Information given –
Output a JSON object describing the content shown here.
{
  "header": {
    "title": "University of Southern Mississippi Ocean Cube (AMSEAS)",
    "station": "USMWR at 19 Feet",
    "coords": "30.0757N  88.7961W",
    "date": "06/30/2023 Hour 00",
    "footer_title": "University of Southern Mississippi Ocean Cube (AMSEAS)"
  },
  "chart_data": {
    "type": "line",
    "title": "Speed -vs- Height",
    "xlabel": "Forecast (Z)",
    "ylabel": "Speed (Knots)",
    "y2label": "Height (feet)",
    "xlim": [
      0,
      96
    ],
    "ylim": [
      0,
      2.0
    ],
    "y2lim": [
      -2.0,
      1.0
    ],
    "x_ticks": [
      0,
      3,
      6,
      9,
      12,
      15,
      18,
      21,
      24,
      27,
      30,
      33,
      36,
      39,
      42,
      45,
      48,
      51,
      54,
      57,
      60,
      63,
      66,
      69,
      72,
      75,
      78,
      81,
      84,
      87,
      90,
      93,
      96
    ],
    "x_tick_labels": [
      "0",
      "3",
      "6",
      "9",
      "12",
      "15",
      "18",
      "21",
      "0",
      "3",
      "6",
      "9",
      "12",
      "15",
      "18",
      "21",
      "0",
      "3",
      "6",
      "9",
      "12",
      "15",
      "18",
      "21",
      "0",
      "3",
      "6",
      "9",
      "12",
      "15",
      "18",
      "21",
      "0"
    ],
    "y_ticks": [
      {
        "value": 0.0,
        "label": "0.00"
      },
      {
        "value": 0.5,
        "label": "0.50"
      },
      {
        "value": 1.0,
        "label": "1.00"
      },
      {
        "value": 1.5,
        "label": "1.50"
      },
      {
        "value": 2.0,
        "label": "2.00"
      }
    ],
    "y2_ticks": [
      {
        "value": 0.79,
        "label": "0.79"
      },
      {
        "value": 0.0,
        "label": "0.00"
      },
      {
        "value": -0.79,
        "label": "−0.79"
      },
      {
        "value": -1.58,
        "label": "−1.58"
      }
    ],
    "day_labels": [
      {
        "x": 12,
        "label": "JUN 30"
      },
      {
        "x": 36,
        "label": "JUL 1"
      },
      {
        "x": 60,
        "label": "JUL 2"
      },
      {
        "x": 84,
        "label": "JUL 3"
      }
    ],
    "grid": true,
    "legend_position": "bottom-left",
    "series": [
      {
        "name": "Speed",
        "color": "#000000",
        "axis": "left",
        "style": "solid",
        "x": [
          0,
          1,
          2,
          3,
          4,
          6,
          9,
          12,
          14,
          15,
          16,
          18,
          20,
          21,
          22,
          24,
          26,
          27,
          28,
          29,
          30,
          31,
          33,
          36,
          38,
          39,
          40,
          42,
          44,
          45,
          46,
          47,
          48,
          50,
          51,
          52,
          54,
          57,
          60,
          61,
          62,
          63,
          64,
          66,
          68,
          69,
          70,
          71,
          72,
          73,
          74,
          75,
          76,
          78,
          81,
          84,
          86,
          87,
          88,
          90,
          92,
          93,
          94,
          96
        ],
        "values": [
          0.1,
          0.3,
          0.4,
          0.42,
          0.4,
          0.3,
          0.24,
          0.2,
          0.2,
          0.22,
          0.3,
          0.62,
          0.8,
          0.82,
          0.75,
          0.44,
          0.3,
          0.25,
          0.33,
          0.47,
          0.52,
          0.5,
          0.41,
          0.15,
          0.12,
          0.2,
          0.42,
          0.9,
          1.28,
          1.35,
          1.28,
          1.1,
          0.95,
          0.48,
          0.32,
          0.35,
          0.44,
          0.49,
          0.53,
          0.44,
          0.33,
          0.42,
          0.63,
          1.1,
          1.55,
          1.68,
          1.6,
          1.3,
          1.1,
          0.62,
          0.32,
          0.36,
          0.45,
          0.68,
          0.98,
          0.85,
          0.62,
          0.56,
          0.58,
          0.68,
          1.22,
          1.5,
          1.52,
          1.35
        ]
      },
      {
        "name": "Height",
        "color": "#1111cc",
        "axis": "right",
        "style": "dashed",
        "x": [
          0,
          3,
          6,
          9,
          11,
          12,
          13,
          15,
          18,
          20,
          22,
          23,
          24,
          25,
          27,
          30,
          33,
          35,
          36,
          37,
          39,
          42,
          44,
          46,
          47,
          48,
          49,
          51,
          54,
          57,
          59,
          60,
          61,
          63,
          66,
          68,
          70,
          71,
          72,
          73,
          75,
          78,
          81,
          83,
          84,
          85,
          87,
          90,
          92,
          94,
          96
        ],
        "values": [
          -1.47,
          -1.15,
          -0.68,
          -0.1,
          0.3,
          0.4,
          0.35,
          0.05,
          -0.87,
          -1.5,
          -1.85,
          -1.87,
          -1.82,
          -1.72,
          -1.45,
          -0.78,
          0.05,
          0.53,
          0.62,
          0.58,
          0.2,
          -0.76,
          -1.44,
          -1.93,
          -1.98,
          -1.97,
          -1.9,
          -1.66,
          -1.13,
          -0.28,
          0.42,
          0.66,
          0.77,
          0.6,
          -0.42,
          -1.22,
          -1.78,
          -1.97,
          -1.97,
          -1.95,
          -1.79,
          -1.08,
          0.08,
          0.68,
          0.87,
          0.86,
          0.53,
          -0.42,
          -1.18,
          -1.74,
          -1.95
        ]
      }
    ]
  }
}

Task to complete –
Extract from the material all lines containing the string "left".

Solution for this exercise –
    "legend_position": "bottom-left",
        "axis": "left",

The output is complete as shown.